**Dataset entries on figures:**
--- START ---
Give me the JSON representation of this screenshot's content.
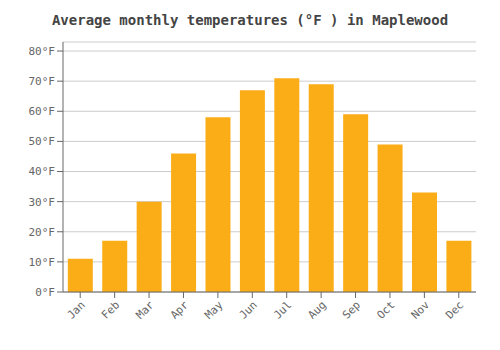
{
  "chart_data": {
    "type": "bar",
    "title": "Average monthly temperatures (°F ) in Maplewood",
    "categories": [
      "Jan",
      "Feb",
      "Mar",
      "Apr",
      "May",
      "Jun",
      "Jul",
      "Aug",
      "Sep",
      "Oct",
      "Nov",
      "Dec"
    ],
    "values": [
      11,
      17,
      30,
      46,
      58,
      67,
      71,
      69,
      59,
      49,
      33,
      17
    ],
    "color": "#FBAD18",
    "ylim": [
      0,
      83
    ],
    "yticks": [
      {
        "value": 0,
        "label": "0°F"
      },
      {
        "value": 10,
        "label": "10°F"
      },
      {
        "value": 20,
        "label": "20°F"
      },
      {
        "value": 30,
        "label": "30°F"
      },
      {
        "value": 40,
        "label": "40°F"
      },
      {
        "value": 50,
        "label": "50°F"
      },
      {
        "value": 60,
        "label": "60°F"
      },
      {
        "value": 70,
        "label": "70°F"
      },
      {
        "value": 80,
        "label": "80°F"
      }
    ],
    "grid": true
  }
}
--- END ---
**Required work:**
Exclude all images and restate the records above word for word.

**Correct response:**
Give me the JSON representation of this screenshot's content.
{
  "chart_data": {
    "type": "bar",
    "title": "Average monthly temperatures (°F ) in Maplewood",
    "categories": [
      "Jan",
      "Feb",
      "Mar",
      "Apr",
      "May",
      "Jun",
      "Jul",
      "Aug",
      "Sep",
      "Oct",
      "Nov",
      "Dec"
    ],
    "values": [
      11,
      17,
      30,
      46,
      58,
      67,
      71,
      69,
      59,
      49,
      33,
      17
    ],
    "color": "#FBAD18",
    "ylim": [
      0,
      83
    ],
    "yticks": [
      {
        "value": 0,
        "label": "0°F"
      },
      {
        "value": 10,
        "label": "10°F"
      },
      {
        "value": 20,
        "label": "20°F"
      },
      {
        "value": 30,
        "label": "30°F"
      },
      {
        "value": 40,
        "label": "40°F"
      },
      {
        "value": 50,
        "label": "50°F"
      },
      {
        "value": 60,
        "label": "60°F"
      },
      {
        "value": 70,
        "label": "70°F"
      },
      {
        "value": 80,
        "label": "80°F"
      }
    ],
    "grid": true
  }
}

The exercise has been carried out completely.